### LISTED ENTRIES
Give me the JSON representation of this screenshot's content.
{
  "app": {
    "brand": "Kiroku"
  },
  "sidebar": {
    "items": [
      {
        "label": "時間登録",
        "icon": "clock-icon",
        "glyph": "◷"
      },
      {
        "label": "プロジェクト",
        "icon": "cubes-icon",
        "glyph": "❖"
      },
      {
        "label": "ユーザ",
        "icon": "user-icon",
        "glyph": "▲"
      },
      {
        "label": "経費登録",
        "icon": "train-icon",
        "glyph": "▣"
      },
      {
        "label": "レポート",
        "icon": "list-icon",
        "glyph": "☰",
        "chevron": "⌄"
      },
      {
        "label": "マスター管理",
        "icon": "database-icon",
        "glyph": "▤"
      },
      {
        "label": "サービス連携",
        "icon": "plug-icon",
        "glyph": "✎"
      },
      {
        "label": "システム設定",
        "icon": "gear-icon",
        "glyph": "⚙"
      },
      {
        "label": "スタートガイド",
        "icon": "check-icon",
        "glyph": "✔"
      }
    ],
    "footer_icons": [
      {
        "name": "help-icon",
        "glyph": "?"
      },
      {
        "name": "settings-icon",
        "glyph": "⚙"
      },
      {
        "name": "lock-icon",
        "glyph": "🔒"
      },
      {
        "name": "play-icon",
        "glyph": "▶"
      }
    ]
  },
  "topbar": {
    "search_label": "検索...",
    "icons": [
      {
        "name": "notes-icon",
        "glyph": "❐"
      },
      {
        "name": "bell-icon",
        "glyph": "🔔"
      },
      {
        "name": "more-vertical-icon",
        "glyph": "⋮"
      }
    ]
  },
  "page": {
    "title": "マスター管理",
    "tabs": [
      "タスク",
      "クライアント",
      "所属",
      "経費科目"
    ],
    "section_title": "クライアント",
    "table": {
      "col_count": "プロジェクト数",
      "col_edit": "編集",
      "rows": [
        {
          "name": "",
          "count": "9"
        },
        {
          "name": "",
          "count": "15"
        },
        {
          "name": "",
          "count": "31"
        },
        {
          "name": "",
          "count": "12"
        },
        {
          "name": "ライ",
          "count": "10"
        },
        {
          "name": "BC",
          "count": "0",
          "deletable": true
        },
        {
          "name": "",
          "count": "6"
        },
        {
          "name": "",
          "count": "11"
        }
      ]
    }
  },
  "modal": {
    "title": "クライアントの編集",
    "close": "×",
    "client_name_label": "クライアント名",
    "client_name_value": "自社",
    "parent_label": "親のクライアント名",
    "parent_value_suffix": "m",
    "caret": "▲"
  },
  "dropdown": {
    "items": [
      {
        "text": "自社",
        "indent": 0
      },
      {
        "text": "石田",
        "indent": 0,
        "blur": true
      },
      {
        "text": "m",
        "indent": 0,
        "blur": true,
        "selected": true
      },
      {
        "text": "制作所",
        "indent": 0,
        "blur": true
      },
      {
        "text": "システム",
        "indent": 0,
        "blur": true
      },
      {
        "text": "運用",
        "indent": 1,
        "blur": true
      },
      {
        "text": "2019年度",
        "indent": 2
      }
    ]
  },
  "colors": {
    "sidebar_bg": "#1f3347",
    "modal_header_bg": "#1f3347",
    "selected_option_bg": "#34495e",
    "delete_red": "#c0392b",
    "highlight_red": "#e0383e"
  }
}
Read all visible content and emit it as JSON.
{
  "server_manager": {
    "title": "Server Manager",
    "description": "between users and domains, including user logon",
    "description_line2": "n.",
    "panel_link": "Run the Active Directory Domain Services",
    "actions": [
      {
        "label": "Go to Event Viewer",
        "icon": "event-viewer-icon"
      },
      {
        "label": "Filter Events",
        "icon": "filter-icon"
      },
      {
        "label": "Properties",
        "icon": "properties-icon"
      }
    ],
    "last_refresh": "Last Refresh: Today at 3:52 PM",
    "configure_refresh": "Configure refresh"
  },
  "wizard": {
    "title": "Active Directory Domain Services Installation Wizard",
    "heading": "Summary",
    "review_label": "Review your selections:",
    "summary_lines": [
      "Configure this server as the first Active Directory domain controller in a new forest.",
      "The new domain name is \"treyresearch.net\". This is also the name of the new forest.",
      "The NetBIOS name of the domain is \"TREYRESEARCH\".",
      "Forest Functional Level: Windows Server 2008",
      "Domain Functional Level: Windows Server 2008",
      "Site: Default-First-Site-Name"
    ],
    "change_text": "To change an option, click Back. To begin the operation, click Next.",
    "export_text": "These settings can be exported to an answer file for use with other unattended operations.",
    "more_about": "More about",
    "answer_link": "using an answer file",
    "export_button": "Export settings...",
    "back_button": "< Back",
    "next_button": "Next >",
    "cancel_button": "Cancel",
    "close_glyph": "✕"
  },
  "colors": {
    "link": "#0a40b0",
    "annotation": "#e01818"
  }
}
######
■ WHAT IS NEEDED ■
Beginning at the line that contains "Read all visible content and emit it as JSON.", retype each line of the listing up to and including the last one, exactly as it stands, and nothing else.

■ TASK OUTPUT ■
Read all visible content and emit it as JSON.
{
  "server_manager": {
    "title": "Server Manager",
    "description": "between users and domains, including user logon",
    "description_line2": "n.",
    "panel_link": "Run the Active Directory Domain Services",
    "actions": [
      {
        "label": "Go to Event Viewer",
        "icon": "event-viewer-icon"
      },
      {
        "label": "Filter Events",
        "icon": "filter-icon"
      },
      {
        "label": "Properties",
        "icon": "properties-icon"
      }
    ],
    "last_refresh": "Last Refresh: Today at 3:52 PM",
    "configure_refresh": "Configure refresh"
  },
  "wizard": {
    "title": "Active Directory Domain Services Installation Wizard",
    "heading": "Summary",
    "review_label": "Review your selections:",
    "summary_lines": [
      "Configure this server as the first Active Directory domain controller in a new forest.",
      "The new domain name is \"treyresearch.net\". This is also the name of the new forest.",
      "The NetBIOS name of the domain is \"TREYRESEARCH\".",
      "Forest Functional Level: Windows Server 2008",
      "Domain Functional Level: Windows Server 2008",
      "Site: Default-First-Site-Name"
    ],
    "change_text": "To change an option, click Back. To begin the operation, click Next.",
    "export_text": "These settings can be exported to an answer file for use with other unattended operations.",
    "more_about": "More about",
    "answer_link": "using an answer file",
    "export_button": "Export settings...",
    "back_button": "< Back",
    "next_button": "Next >",
    "cancel_button": "Cancel",
    "close_glyph": "✕"
  },
  "colors": {
    "link": "#0a40b0",
    "annotation": "#e01818"
  }
}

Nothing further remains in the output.